YOUR OBJECTIVE:
Check each line of the material. Copy those containing "hazards".

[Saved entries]
★ ★ ★ ★

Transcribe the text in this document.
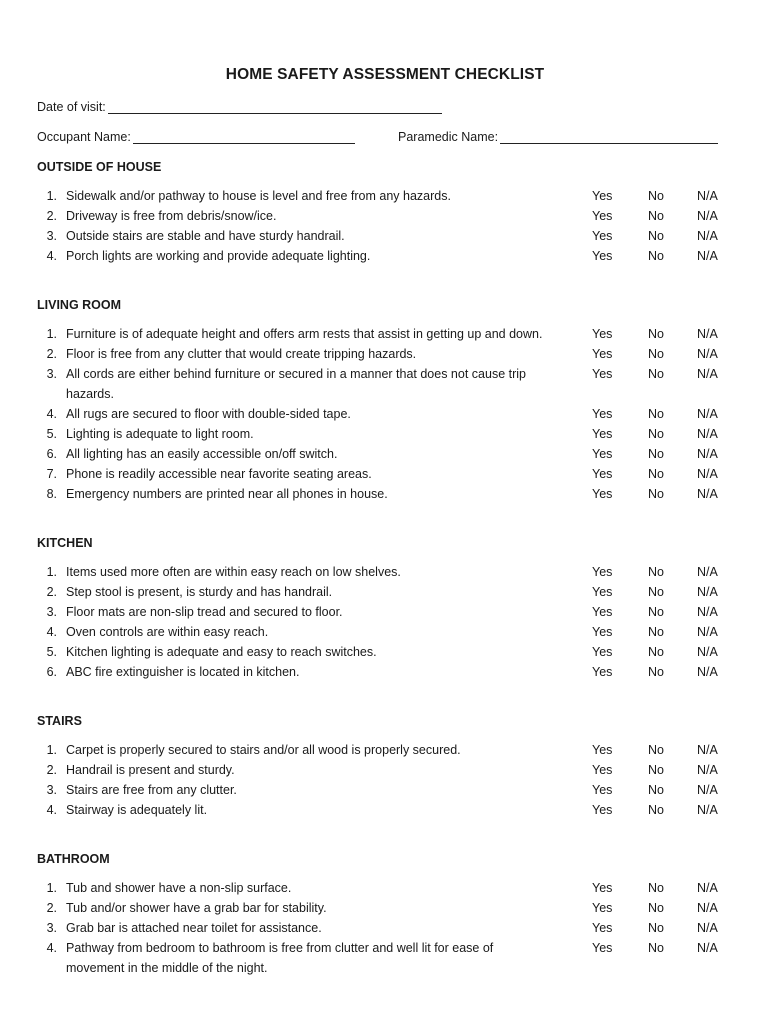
HOME SAFETY ASSESSMENT CHECKLIST
Date of visit:
Occupant Name:	Paramedic Name:
OUTSIDE OF HOUSE
1. Sidewalk and/or pathway to house is level and free from any hazards.	Yes	No	N/A
2. Driveway is free from debris/snow/ice.	Yes	No	N/A
3. Outside stairs are stable and have sturdy handrail.	Yes	No	N/A
4. Porch lights are working and provide adequate lighting.	Yes	No	N/A
LIVING ROOM
1. Furniture is of adequate height and offers arm rests that assist in getting up and down.	Yes	No	N/A
2. Floor is free from any clutter that would create tripping hazards.	Yes	No	N/A
3. All cords are either behind furniture or secured in a manner that does not cause trip hazards.
Yes	No	N/A
4. All rugs are secured to floor with double-sided tape.	Yes	No	N/A
5. Lighting is adequate to light room.	Yes	No	N/A
6. All lighting has an easily accessible on/off switch.	Yes	No	N/A
7. Phone is readily accessible near favorite seating areas.	Yes	No	N/A
8. Emergency numbers are printed near all phones in house.	Yes	No	N/A
KITCHEN
1. Items used more often are within easy reach on low shelves.	Yes	No	N/A
2. Step stool is present, is sturdy and has handrail.	Yes	No	N/A
3. Floor mats are non-slip tread and secured to floor.	Yes	No	N/A
4. Oven controls are within easy reach.	Yes	No	N/A
5. Kitchen lighting is adequate and easy to reach switches.	Yes	No	N/A
6. ABC fire extinguisher is located in kitchen.	Yes	No	N/A
STAIRS
1. Carpet is properly secured to stairs and/or all wood is properly secured.	Yes	No	N/A
2. Handrail is present and sturdy.	Yes	No	N/A
3. Stairs are free from any clutter.	Yes	No	N/A
4. Stairway is adequately lit.	Yes	No	N/A
BATHROOM
1. Tub and shower have a non-slip surface.	Yes	No	N/A
2. Tub and/or shower have a grab bar for stability.	Yes	No	N/A
3. Grab bar is attached near toilet for assistance.	Yes	No	N/A
4. Pathway from bedroom to bathroom is free from clutter and well lit for ease of movement in the middle of the night.
Yes	No	N/A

★ ★ ★ ★

FULL OUTPUT:
1. Sidewalk and/or pathway to house is level and free from any hazards.	Yes	No	N/A
2. Floor is free from any clutter that would create tripping hazards.	Yes	No	N/A
3. All cords are either behind furniture or secured in a manner that does not cause trip hazards.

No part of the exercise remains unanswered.